-- begin --
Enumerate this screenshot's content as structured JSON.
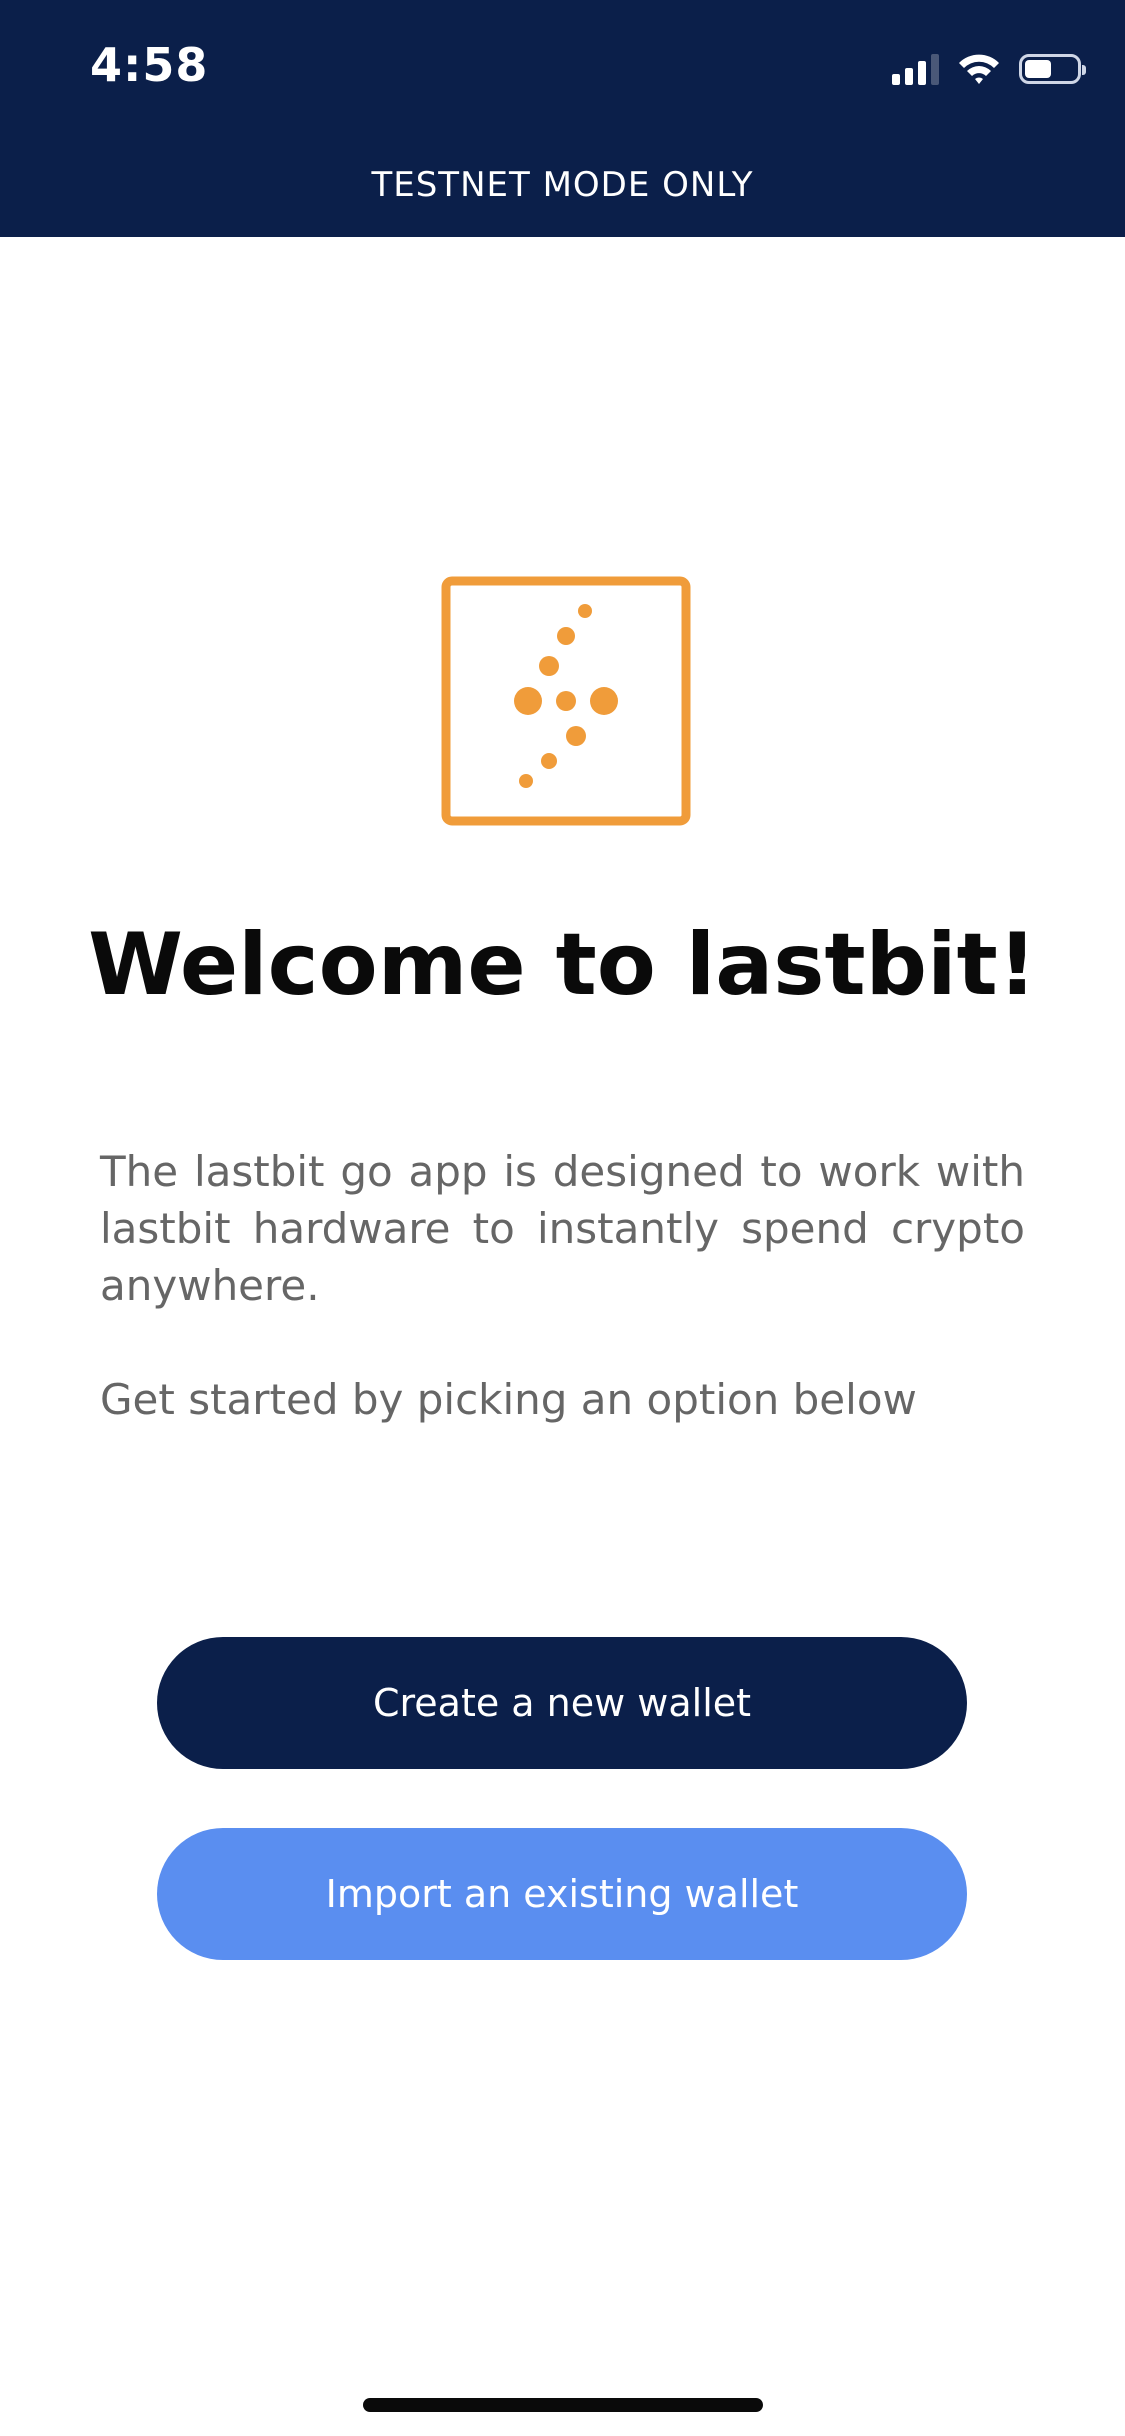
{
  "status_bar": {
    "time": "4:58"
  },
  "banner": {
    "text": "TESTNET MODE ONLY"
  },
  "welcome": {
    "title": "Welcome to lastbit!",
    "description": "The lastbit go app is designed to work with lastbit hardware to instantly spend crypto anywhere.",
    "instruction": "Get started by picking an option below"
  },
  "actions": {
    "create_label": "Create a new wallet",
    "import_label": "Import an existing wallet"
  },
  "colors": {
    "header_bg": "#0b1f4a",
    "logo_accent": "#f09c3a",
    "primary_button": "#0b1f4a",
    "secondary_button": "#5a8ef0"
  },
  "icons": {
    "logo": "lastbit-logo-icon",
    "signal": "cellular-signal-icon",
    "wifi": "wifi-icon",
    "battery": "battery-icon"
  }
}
-- end --
=== Problem to solve ===
Omit every picture while copying the listing above exactly.

=== Exercise answer ===
Enumerate this screenshot's content as structured JSON.
{
  "status_bar": {
    "time": "4:58"
  },
  "banner": {
    "text": "TESTNET MODE ONLY"
  },
  "welcome": {
    "title": "Welcome to lastbit!",
    "description": "The lastbit go app is designed to work with lastbit hardware to instantly spend crypto anywhere.",
    "instruction": "Get started by picking an option below"
  },
  "actions": {
    "create_label": "Create a new wallet",
    "import_label": "Import an existing wallet"
  },
  "colors": {
    "header_bg": "#0b1f4a",
    "logo_accent": "#f09c3a",
    "primary_button": "#0b1f4a",
    "secondary_button": "#5a8ef0"
  },
  "icons": {
    "logo": "lastbit-logo-icon",
    "signal": "cellular-signal-icon",
    "wifi": "wifi-icon",
    "battery": "battery-icon"
  }
}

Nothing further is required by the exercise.